**PROVIDED ENTRIES:**
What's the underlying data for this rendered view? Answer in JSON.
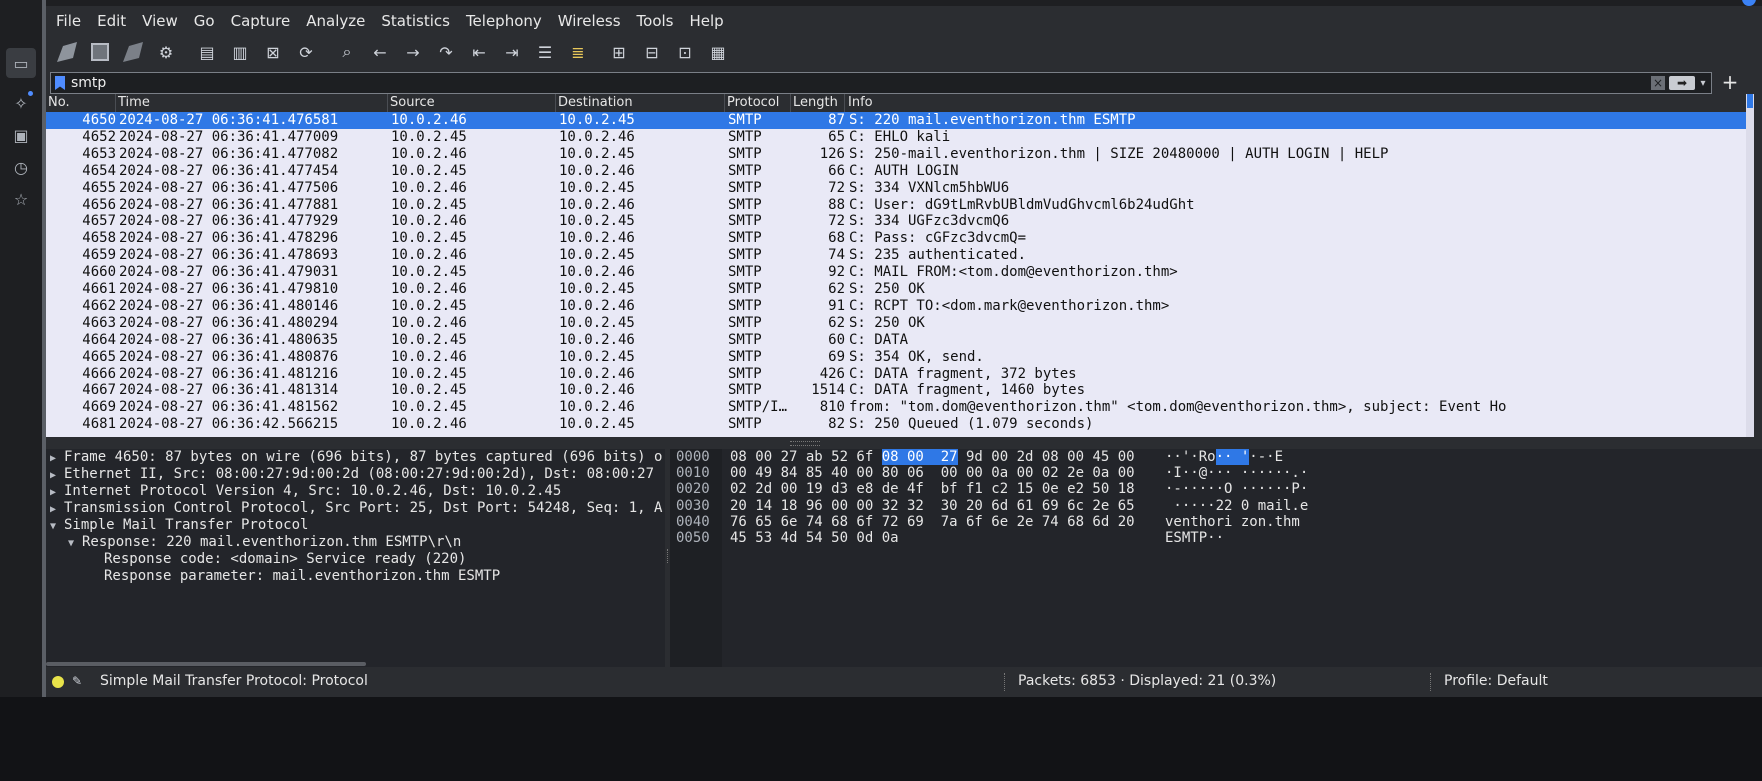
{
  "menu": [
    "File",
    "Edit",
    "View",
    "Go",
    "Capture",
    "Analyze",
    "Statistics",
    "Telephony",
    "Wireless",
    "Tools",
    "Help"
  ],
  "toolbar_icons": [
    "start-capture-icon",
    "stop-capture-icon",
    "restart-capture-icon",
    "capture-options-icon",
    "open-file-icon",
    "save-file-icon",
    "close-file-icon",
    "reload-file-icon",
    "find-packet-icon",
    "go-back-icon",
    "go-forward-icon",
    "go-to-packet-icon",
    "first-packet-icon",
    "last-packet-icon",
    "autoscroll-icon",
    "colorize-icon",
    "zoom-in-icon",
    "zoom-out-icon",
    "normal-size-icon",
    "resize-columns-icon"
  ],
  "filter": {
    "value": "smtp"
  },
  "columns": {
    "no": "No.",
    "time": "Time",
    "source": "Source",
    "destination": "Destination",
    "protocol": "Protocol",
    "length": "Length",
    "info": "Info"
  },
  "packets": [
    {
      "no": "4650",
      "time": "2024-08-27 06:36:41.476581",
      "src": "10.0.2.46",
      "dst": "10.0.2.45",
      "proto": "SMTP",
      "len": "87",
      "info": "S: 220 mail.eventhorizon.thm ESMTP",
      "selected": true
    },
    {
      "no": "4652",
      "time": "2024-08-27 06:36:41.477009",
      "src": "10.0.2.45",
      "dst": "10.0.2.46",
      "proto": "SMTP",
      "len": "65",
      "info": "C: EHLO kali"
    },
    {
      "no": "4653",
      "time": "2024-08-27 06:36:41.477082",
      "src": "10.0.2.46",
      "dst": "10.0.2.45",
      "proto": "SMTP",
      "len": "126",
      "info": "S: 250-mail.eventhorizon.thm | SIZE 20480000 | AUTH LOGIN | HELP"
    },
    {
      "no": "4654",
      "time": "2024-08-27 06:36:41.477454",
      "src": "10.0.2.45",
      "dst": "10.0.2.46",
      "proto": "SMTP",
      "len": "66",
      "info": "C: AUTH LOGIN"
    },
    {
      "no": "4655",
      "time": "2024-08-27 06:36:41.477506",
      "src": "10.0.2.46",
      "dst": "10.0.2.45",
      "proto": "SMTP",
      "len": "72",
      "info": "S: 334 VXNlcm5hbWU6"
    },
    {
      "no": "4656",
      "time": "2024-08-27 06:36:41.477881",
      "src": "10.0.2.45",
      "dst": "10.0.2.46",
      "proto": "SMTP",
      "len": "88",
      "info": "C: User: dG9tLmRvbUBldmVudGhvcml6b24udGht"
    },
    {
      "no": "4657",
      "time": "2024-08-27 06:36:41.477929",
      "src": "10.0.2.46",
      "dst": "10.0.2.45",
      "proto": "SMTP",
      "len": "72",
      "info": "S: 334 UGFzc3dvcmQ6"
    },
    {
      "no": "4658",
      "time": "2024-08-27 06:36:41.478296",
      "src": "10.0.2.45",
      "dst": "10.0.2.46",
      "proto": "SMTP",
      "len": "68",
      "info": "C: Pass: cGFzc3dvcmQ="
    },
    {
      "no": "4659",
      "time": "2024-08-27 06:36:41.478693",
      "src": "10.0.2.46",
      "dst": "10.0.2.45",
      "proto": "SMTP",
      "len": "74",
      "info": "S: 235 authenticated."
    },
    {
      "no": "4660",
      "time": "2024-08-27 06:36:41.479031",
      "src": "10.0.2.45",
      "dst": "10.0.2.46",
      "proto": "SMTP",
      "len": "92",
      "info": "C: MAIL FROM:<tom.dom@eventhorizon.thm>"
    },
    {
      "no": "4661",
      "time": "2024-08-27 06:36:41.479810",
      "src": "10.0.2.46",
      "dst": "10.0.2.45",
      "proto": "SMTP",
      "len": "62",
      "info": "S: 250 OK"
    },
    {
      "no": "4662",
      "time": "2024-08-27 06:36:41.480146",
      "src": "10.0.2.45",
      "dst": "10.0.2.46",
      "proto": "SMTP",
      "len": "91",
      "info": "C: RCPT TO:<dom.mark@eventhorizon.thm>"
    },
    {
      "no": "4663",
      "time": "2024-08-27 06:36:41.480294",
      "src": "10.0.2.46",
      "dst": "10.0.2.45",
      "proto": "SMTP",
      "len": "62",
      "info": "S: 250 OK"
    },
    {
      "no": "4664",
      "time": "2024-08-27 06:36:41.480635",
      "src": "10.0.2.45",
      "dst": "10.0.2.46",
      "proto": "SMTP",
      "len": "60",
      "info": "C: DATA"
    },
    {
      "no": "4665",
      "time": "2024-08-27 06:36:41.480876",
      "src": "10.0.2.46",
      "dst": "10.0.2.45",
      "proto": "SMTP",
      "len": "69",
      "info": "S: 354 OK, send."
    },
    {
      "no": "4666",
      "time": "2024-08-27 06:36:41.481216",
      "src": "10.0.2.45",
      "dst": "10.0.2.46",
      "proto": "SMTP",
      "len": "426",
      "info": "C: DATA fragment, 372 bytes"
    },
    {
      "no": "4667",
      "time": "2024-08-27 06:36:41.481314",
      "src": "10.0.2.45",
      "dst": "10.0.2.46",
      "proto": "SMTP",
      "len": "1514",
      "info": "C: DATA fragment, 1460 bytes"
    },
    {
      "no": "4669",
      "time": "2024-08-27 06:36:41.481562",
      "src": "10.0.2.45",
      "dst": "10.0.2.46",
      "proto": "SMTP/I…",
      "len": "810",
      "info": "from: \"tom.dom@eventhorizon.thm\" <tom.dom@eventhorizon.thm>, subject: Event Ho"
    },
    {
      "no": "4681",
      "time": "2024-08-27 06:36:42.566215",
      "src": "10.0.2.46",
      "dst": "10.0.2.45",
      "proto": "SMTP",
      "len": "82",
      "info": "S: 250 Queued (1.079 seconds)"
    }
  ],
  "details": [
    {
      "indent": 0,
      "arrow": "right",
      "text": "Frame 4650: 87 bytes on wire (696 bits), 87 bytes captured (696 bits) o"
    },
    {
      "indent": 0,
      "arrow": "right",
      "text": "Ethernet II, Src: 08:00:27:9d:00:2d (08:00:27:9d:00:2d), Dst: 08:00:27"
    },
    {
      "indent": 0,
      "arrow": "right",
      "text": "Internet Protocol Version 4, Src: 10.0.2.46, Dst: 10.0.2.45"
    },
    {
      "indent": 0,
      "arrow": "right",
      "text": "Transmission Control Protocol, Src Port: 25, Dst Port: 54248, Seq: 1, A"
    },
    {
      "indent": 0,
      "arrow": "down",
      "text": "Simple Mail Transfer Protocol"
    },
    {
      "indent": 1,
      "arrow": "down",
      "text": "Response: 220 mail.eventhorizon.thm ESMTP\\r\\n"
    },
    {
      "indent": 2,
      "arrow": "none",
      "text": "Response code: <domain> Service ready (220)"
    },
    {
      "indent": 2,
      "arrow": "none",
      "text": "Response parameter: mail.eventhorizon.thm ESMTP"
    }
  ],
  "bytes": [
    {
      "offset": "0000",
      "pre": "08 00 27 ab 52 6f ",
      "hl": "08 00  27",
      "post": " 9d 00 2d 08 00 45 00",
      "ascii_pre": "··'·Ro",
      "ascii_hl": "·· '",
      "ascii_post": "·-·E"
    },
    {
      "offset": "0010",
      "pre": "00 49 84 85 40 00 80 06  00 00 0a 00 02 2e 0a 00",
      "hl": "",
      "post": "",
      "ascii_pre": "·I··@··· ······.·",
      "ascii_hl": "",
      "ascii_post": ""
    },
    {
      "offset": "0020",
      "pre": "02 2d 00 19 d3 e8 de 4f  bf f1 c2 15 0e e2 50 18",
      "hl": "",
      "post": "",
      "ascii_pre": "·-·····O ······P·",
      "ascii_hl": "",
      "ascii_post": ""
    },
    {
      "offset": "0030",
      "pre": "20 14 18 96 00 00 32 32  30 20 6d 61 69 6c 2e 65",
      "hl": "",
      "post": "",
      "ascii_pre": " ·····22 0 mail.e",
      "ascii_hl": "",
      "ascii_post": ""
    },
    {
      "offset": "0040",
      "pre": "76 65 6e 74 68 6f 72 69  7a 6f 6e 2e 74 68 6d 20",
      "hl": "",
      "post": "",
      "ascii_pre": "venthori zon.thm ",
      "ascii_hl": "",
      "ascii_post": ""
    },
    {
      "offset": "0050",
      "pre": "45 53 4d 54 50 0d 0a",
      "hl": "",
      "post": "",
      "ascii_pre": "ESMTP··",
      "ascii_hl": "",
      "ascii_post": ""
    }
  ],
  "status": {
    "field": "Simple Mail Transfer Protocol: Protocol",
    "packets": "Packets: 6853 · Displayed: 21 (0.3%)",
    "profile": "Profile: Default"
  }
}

--

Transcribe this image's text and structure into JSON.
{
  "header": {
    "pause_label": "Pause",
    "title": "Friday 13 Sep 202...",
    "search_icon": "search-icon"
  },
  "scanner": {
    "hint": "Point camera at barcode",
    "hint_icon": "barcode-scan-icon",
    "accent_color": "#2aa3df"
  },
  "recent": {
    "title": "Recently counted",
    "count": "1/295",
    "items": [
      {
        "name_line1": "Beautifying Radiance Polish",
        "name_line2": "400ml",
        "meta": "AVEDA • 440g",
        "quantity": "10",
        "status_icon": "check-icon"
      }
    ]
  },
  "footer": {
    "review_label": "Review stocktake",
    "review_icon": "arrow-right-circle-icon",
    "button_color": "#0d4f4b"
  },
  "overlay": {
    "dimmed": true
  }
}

**YOUR GOAL:** Determine the number of lines in the data that contain "offset" as a word or string, and state only that number.

**EXERCISE ANSWER:** 6